#### Given request
Write the material out again exactly as it stands.

#### Information given
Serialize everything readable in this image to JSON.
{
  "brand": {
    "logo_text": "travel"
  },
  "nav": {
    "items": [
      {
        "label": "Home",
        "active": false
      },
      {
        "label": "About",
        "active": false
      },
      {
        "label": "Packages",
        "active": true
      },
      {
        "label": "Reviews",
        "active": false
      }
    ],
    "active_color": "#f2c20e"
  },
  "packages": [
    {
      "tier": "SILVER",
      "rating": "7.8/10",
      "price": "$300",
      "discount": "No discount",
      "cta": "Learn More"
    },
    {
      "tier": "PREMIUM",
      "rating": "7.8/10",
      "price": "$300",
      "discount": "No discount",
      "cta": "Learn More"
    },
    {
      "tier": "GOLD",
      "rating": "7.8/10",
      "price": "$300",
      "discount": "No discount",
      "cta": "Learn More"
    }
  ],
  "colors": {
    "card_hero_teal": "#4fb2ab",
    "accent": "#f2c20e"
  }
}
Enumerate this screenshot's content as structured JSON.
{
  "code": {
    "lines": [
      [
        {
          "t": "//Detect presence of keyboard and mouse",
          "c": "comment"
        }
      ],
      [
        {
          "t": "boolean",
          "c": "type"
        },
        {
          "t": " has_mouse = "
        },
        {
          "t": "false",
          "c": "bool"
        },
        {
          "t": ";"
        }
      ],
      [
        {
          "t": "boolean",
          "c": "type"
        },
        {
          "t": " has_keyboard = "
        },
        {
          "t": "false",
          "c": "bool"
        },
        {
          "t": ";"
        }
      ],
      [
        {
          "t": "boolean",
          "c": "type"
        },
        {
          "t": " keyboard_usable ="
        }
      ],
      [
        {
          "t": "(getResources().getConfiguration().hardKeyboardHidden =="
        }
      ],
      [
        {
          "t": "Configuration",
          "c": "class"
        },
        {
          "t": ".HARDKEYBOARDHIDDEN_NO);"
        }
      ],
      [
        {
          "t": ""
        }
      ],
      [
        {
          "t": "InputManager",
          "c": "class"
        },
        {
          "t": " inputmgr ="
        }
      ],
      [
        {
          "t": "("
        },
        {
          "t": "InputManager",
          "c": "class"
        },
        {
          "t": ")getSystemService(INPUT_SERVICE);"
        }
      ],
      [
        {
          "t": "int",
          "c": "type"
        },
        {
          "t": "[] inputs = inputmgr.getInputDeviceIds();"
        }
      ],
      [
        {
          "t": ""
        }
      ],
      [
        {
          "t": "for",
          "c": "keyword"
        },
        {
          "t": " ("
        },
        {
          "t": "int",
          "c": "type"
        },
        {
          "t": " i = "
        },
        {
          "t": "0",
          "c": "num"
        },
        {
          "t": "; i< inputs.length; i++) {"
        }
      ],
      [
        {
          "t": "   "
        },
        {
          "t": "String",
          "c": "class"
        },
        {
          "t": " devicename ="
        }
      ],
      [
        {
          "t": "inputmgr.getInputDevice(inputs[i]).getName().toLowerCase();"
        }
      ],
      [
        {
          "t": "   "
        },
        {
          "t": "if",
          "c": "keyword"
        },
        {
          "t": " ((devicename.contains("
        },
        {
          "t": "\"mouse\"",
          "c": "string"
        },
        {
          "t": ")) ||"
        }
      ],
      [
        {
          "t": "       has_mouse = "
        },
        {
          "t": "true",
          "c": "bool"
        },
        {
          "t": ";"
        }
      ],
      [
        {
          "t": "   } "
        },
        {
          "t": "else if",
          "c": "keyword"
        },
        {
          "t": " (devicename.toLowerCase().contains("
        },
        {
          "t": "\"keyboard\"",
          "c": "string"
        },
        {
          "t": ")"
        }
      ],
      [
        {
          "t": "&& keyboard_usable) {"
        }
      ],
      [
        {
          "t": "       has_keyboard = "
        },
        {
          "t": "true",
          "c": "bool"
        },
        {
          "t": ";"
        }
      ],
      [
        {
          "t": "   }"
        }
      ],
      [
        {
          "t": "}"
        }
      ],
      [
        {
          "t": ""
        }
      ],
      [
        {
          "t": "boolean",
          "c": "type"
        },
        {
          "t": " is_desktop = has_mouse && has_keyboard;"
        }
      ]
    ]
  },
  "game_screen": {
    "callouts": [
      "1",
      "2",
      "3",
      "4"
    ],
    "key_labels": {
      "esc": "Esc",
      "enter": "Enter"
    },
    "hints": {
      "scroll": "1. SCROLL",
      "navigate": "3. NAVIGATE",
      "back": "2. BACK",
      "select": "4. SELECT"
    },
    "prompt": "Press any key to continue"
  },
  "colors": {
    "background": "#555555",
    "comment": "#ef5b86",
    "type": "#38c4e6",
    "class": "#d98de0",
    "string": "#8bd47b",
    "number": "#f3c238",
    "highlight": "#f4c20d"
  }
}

#### Correct response
Serialize everything readable in this image to JSON.
{
  "brand": {
    "logo_text": "travel"
  },
  "nav": {
    "items": [
      {
        "label": "Home",
        "active": false
      },
      {
        "label": "About",
        "active": false
      },
      {
        "label": "Packages",
        "active": true
      },
      {
        "label": "Reviews",
        "active": false
      }
    ],
    "active_color": "#f2c20e"
  },
  "packages": [
    {
      "tier": "SILVER",
      "rating": "7.8/10",
      "price": "$300",
      "discount": "No discount",
      "cta": "Learn More"
    },
    {
      "tier": "PREMIUM",
      "rating": "7.8/10",
      "price": "$300",
      "discount": "No discount",
      "cta": "Learn More"
    },
    {
      "tier": "GOLD",
      "rating": "7.8/10",
      "price": "$300",
      "discount": "No discount",
      "cta": "Learn More"
    }
  ],
  "colors": {
    "card_hero_teal": "#4fb2ab",
    "accent": "#f2c20e"
  }
}
Enumerate this screenshot's content as structured JSON.
{
  "code": {
    "lines": [
      [
        {
          "t": "//Detect presence of keyboard and mouse",
          "c": "comment"
        }
      ],
      [
        {
          "t": "boolean",
          "c": "type"
        },
        {
          "t": " has_mouse = "
        },
        {
          "t": "false",
          "c": "bool"
        },
        {
          "t": ";"
        }
      ],
      [
        {
          "t": "boolean",
          "c": "type"
        },
        {
          "t": " has_keyboard = "
        },
        {
          "t": "false",
          "c": "bool"
        },
        {
          "t": ";"
        }
      ],
      [
        {
          "t": "boolean",
          "c": "type"
        },
        {
          "t": " keyboard_usable ="
        }
      ],
      [
        {
          "t": "(getResources().getConfiguration().hardKeyboardHidden =="
        }
      ],
      [
        {
          "t": "Configuration",
          "c": "class"
        },
        {
          "t": ".HARDKEYBOARDHIDDEN_NO);"
        }
      ],
      [
        {
          "t": ""
        }
      ],
      [
        {
          "t": "InputManager",
          "c": "class"
        },
        {
          "t": " inputmgr ="
        }
      ],
      [
        {
          "t": "("
        },
        {
          "t": "InputManager",
          "c": "class"
        },
        {
          "t": ")getSystemService(INPUT_SERVICE);"
        }
      ],
      [
        {
          "t": "int",
          "c": "type"
        },
        {
          "t": "[] inputs = inputmgr.getInputDeviceIds();"
        }
      ],
      [
        {
          "t": ""
        }
      ],
      [
        {
          "t": "for",
          "c": "keyword"
        },
        {
          "t": " ("
        },
        {
          "t": "int",
          "c": "type"
        },
        {
          "t": " i = "
        },
        {
          "t": "0",
          "c": "num"
        },
        {
          "t": "; i< inputs.length; i++) {"
        }
      ],
      [
        {
          "t": "   "
        },
        {
          "t": "String",
          "c": "class"
        },
        {
          "t": " devicename ="
        }
      ],
      [
        {
          "t": "inputmgr.getInputDevice(inputs[i]).getName().toLowerCase();"
        }
      ],
      [
        {
          "t": "   "
        },
        {
          "t": "if",
          "c": "keyword"
        },
        {
          "t": " ((devicename.contains("
        },
        {
          "t": "\"mouse\"",
          "c": "string"
        },
        {
          "t": ")) ||"
        }
      ],
      [
        {
          "t": "       has_mouse = "
        },
        {
          "t": "true",
          "c": "bool"
        },
        {
          "t": ";"
        }
      ],
      [
        {
          "t": "   } "
        },
        {
          "t": "else if",
          "c": "keyword"
        },
        {
          "t": " (devicename.toLowerCase().contains("
        },
        {
          "t": "\"keyboard\"",
          "c": "string"
        },
        {
          "t": ")"
        }
      ],
      [
        {
          "t": "&& keyboard_usable) {"
        }
      ],
      [
        {
          "t": "       has_keyboard = "
        },
        {
          "t": "true",
          "c": "bool"
        },
        {
          "t": ";"
        }
      ],
      [
        {
          "t": "   }"
        }
      ],
      [
        {
          "t": "}"
        }
      ],
      [
        {
          "t": ""
        }
      ],
      [
        {
          "t": "boolean",
          "c": "type"
        },
        {
          "t": " is_desktop = has_mouse && has_keyboard;"
        }
      ]
    ]
  },
  "game_screen": {
    "callouts": [
      "1",
      "2",
      "3",
      "4"
    ],
    "key_labels": {
      "esc": "Esc",
      "enter": "Enter"
    },
    "hints": {
      "scroll": "1. SCROLL",
      "navigate": "3. NAVIGATE",
      "back": "2. BACK",
      "select": "4. SELECT"
    },
    "prompt": "Press any key to continue"
  },
  "colors": {
    "background": "#555555",
    "comment": "#ef5b86",
    "type": "#38c4e6",
    "class": "#d98de0",
    "string": "#8bd47b",
    "number": "#f3c238",
    "highlight": "#f4c20d"
  }
}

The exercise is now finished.